───── Supplied material

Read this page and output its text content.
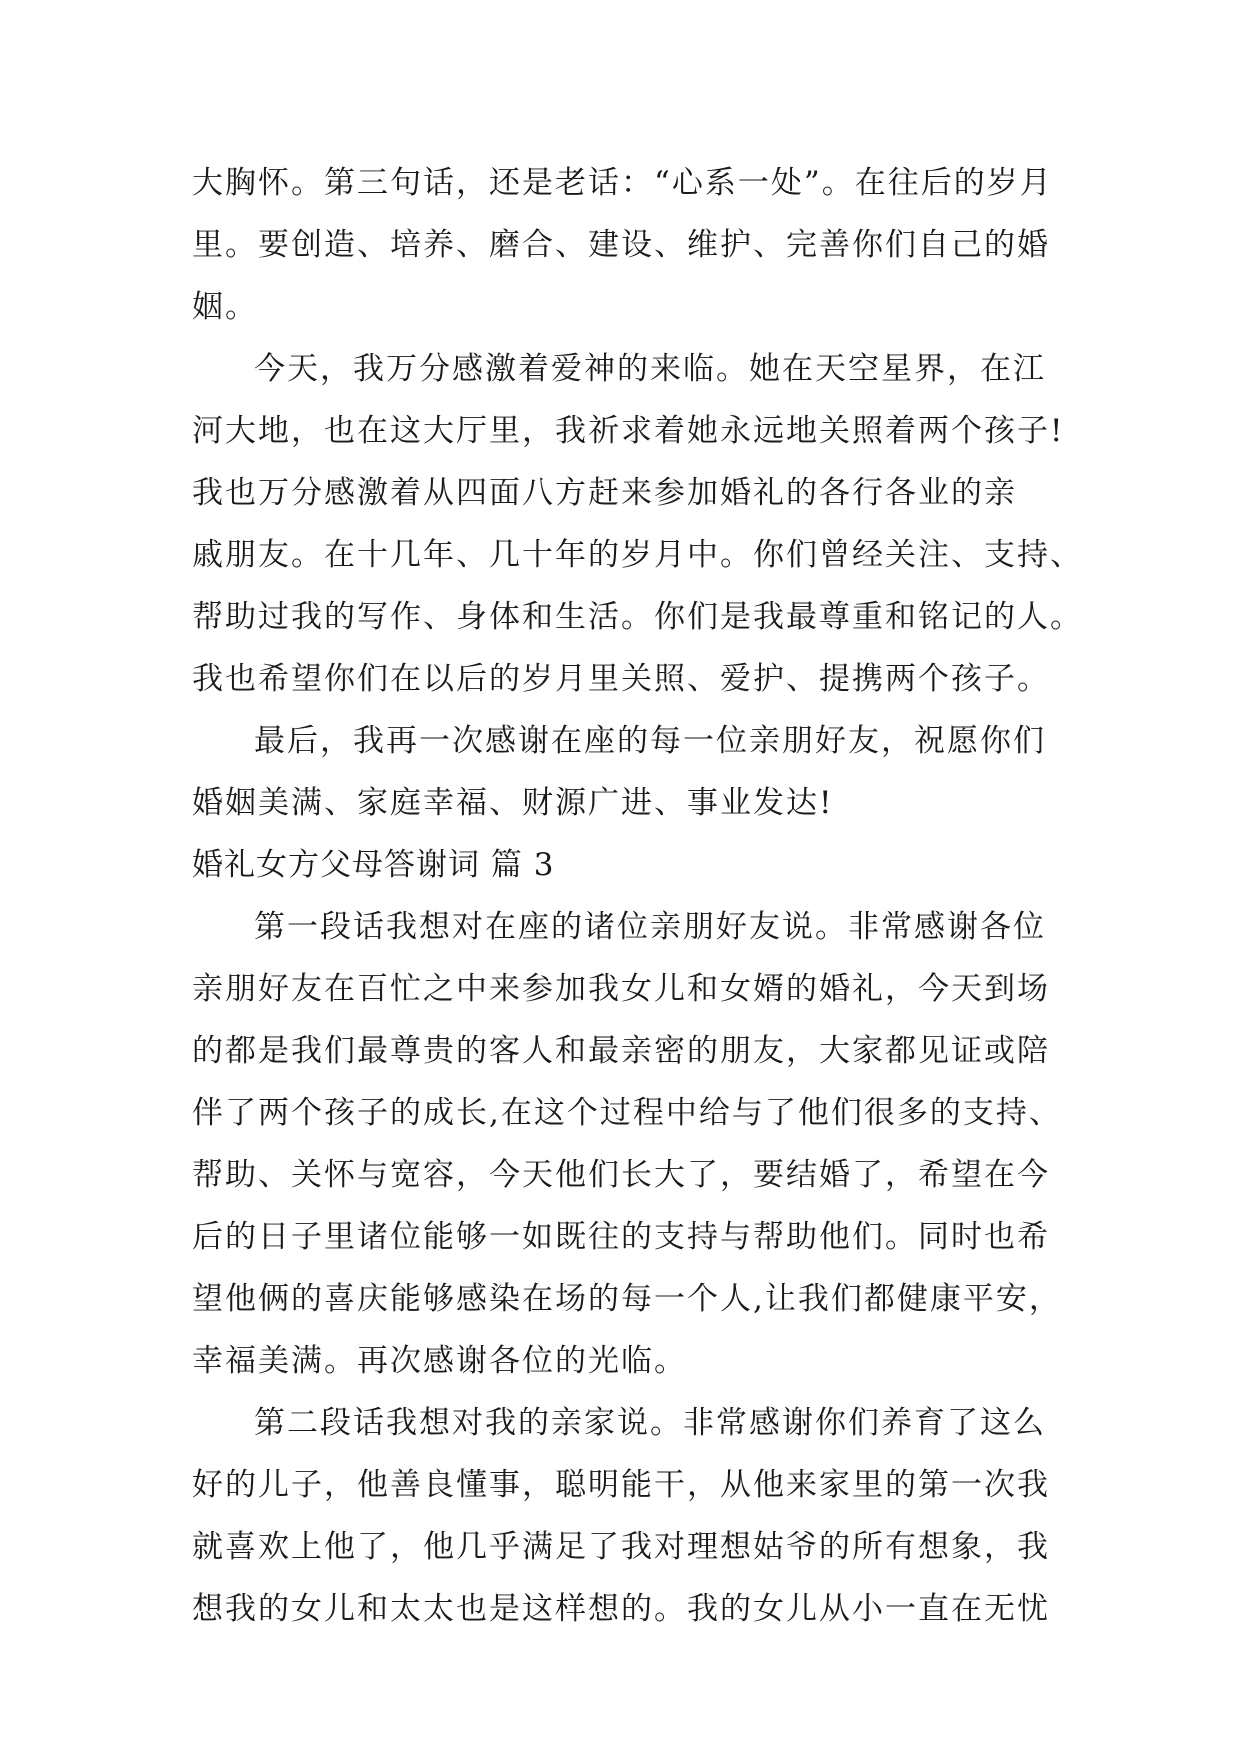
大胸怀。第三句话，还是老话：“心系一处”。在往后的岁月
里。要创造、培养、磨合、建设、维护、完善你们自己的婚
姻。
今天，我万分感激着爱神的来临。她在天空星界，在江
河大地，也在这大厅里，我祈求着她永远地关照着两个孩子!
我也万分感激着从四面八方赶来参加婚礼的各行各业的亲
戚朋友。在十几年、几十年的岁月中。你们曾经关注、支持、
帮助过我的写作、身体和生活。你们是我最尊重和铭记的人。
我也希望你们在以后的岁月里关照、爱护、提携两个孩子。
最后，我再一次感谢在座的每一位亲朋好友，祝愿你们
婚姻美满、家庭幸福、财源广进、事业发达!
婚礼女方父母答谢词 篇 3
第一段话我想对在座的诸位亲朋好友说。非常感谢各位
亲朋好友在百忙之中来参加我女儿和女婿的婚礼，今天到场
的都是我们最尊贵的客人和最亲密的朋友，大家都见证或陪
伴了两个孩子的成长,在这个过程中给与了他们很多的支持、
帮助、关怀与宽容，今天他们长大了，要结婚了，希望在今
后的日子里诸位能够一如既往的支持与帮助他们。同时也希
望他俩的喜庆能够感染在场的每一个人,让我们都健康平安，
幸福美满。再次感谢各位的光临。
第二段话我想对我的亲家说。非常感谢你们养育了这么
好的儿子，他善良懂事，聪明能干，从他来家里的第一次我
就喜欢上他了，他几乎满足了我对理想姑爷的所有想象，我
想我的女儿和太太也是这样想的。我的女儿从小一直在无忧
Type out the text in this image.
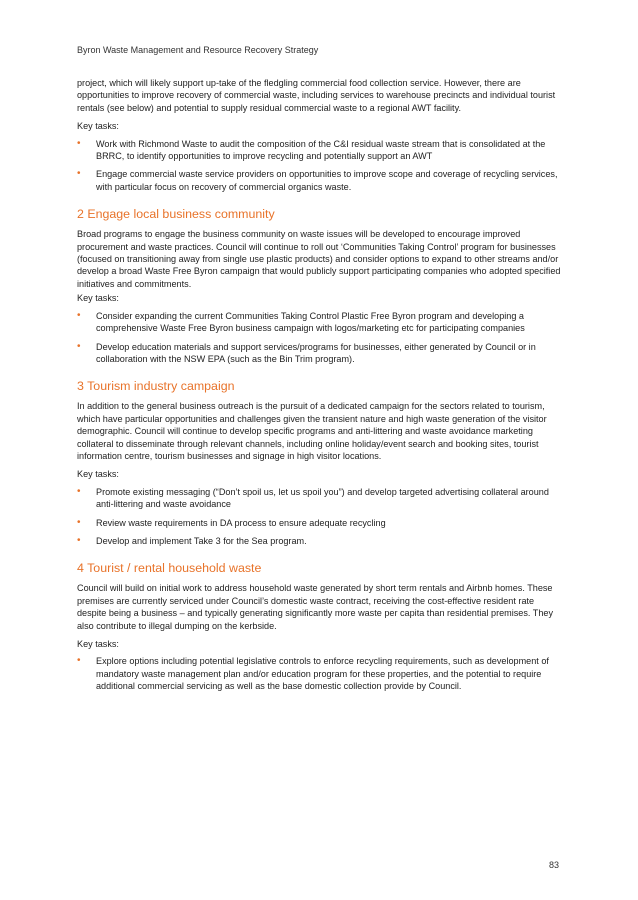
Byron Waste Management and Resource Recovery Strategy

project, which will likely support up-take of the fledgling commercial food collection service. However, there are opportunities to improve recovery of commercial waste, including services to warehouse precincts and individual tourist rentals (see below) and potential to supply residual commercial waste to a regional AWT facility.

Key tasks:

• Work with Richmond Waste to audit the composition of the C&I residual waste stream that is consolidated at the BRRC, to identify opportunities to improve recycling and potentially support an AWT
• Engage commercial waste service providers on opportunities to improve scope and coverage of recycling services, with particular focus on recovery of commercial organics waste.
2 Engage local business community

Broad programs to engage the business community on waste issues will be developed to encourage improved procurement and waste practices. Council will continue to roll out ‘Communities Taking Control’ program for businesses (focused on transitioning away from single use plastic products) and consider options to expand to other streams and/or develop a broad Waste Free Byron campaign that would publicly support participating companies who adopted specified initiatives and commitments.

Key tasks:

• Consider expanding the current Communities Taking Control Plastic Free Byron program and developing a comprehensive Waste Free Byron business campaign with logos/marketing etc for participating companies
• Develop education materials and support services/programs for businesses, either generated by Council or in collaboration with the NSW EPA (such as the Bin Trim program).
3 Tourism industry campaign

In addition to the general business outreach is the pursuit of a dedicated campaign for the sectors related to tourism, which have particular opportunities and challenges given the transient nature and high waste generation of the visitor demographic. Council will continue to develop specific programs and anti-littering and waste avoidance marketing collateral to disseminate through relevant channels, including online holiday/event search and booking sites, tourist information centre, tourism businesses and signage in high visitor locations.

Key tasks:

• Promote existing messaging (“Don’t spoil us, let us spoil you”) and develop targeted advertising collateral around anti-littering and waste avoidance
• Review waste requirements in DA process to ensure adequate recycling
• Develop and implement Take 3 for the Sea program.
4 Tourist / rental household waste

Council will build on initial work to address household waste generated by short term rentals and Airbnb homes. These premises are currently serviced under Council’s domestic waste contract, receiving the cost-effective resident rate despite being a business – and typically generating significantly more waste per capita than residential premises. They also contribute to illegal dumping on the kerbside.

Key tasks:

• Explore options including potential legislative controls to enforce recycling requirements, such as development of mandatory waste management plan and/or education program for these properties, and the potential to require additional commercial servicing as well as the base domestic collection provide by Council.
83
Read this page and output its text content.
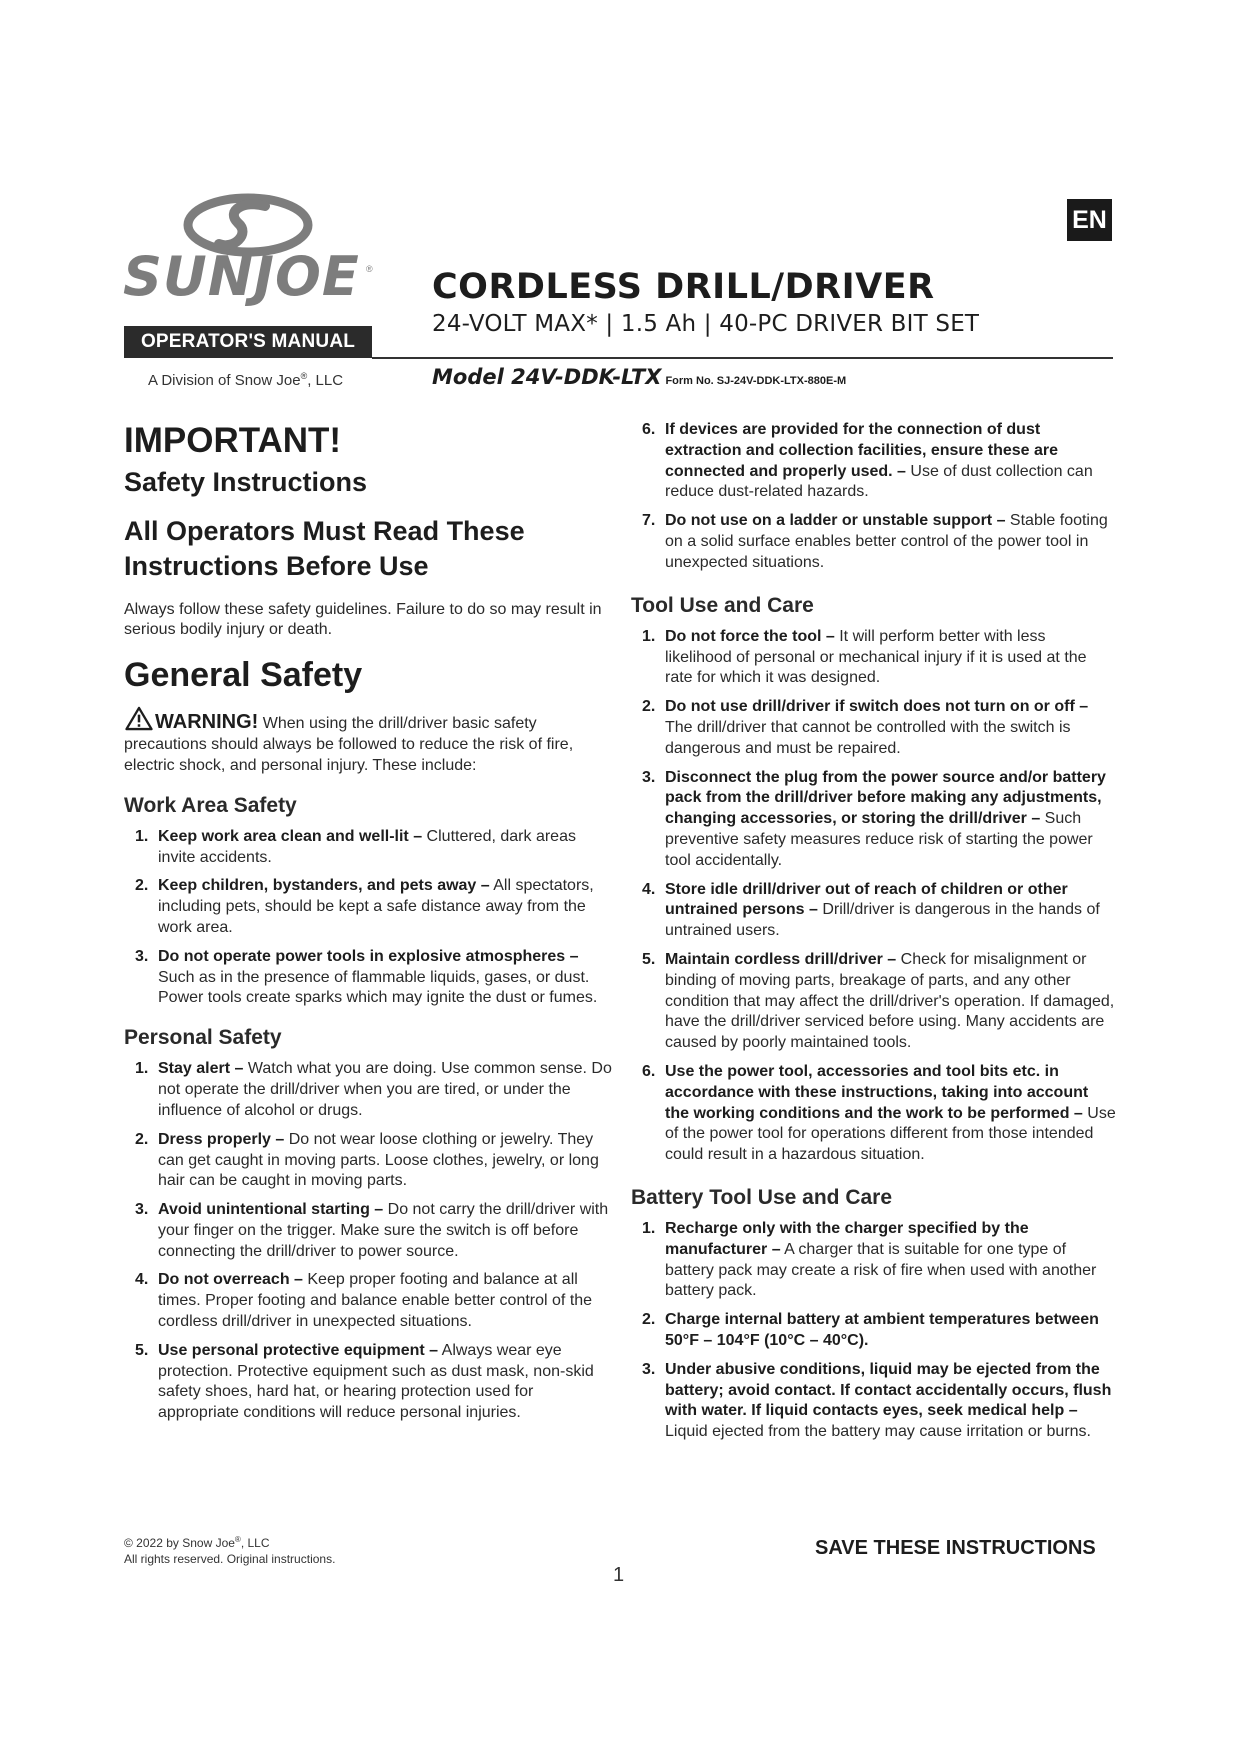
SUNJOE ®
OPERATOR'S MANUAL
A Division of Snow Joe®, LLC
EN
CORDLESS DRILL/DRIVER
24-VOLT MAX* | 1.5 Ah | 40-PC DRIVER BIT SET
Model 24V-DDK-LTX Form No. SJ-24V-DDK-LTX-880E-M
IMPORTANT!
Safety Instructions
All Operators Must Read These Instructions Before Use

Always follow these safety guidelines. Failure to do so may result in serious bodily injury or death.

General Safety

WARNING! When using the drill/driver basic safety precautions should always be followed to reduce the risk of fire, electric shock, and personal injury. These include:

Work Area Safety
1. Keep work area clean and well-lit – Cluttered, dark areas invite accidents.
2. Keep children, bystanders, and pets away – All spectators, including pets, should be kept a safe distance away from the work area.
3. Do not operate power tools in explosive atmospheres – Such as in the presence of flammable liquids, gases, or dust. Power tools create sparks which may ignite the dust or fumes.
Personal Safety
1. Stay alert – Watch what you are doing. Use common sense. Do not operate the drill/driver when you are tired, or under the influence of alcohol or drugs.
2. Dress properly – Do not wear loose clothing or jewelry. They can get caught in moving parts. Loose clothes, jewelry, or long hair can be caught in moving parts.
3. Avoid unintentional starting – Do not carry the drill/driver with your finger on the trigger. Make sure the switch is off before connecting the drill/driver to power source.
4. Do not overreach – Keep proper footing and balance at all times. Proper footing and balance enable better control of the cordless drill/driver in unexpected situations.
5. Use personal protective equipment – Always wear eye protection. Protective equipment such as dust mask, non-skid safety shoes, hard hat, or hearing protection used for appropriate conditions will reduce personal injuries.
6. If devices are provided for the connection of dust extraction and collection facilities, ensure these are connected and properly used. – Use of dust collection can reduce dust-related hazards.
7. Do not use on a ladder or unstable support – Stable footing on a solid surface enables better control of the power tool in unexpected situations.
Tool Use and Care
1. Do not force the tool – It will perform better with less likelihood of personal or mechanical injury if it is used at the rate for which it was designed.
2. Do not use drill/driver if switch does not turn on or off – The drill/driver that cannot be controlled with the switch is dangerous and must be repaired.
3. Disconnect the plug from the power source and/or battery pack from the drill/driver before making any adjustments, changing accessories, or storing the drill/driver – Such preventive safety measures reduce risk of starting the power tool accidentally.
4. Store idle drill/driver out of reach of children or other untrained persons – Drill/driver is dangerous in the hands of untrained users.
5. Maintain cordless drill/driver – Check for misalignment or binding of moving parts, breakage of parts, and any other condition that may affect the drill/driver's operation. If damaged, have the drill/driver serviced before using. Many accidents are caused by poorly maintained tools.
6. Use the power tool, accessories and tool bits etc. in accordance with these instructions, taking into account the working conditions and the work to be performed – Use of the power tool for operations different from those intended could result in a hazardous situation.
Battery Tool Use and Care
1. Recharge only with the charger specified by the manufacturer – A charger that is suitable for one type of battery pack may create a risk of fire when used with another battery pack.
2. Charge internal battery at ambient temperatures between 50°F – 104°F (10°C – 40°C).
3. Under abusive conditions, liquid may be ejected from the battery; avoid contact. If contact accidentally occurs, flush with water. If liquid contacts eyes, seek medical help – Liquid ejected from the battery may cause irritation or burns.
© 2022 by Snow Joe®, LLC
All rights reserved. Original instructions.	SAVE THESE INSTRUCTIONS
1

──────────

- [Short task]:
How many lines of these entries contain "ensure"? Answer with the number and nothing else.

- [Result]:
2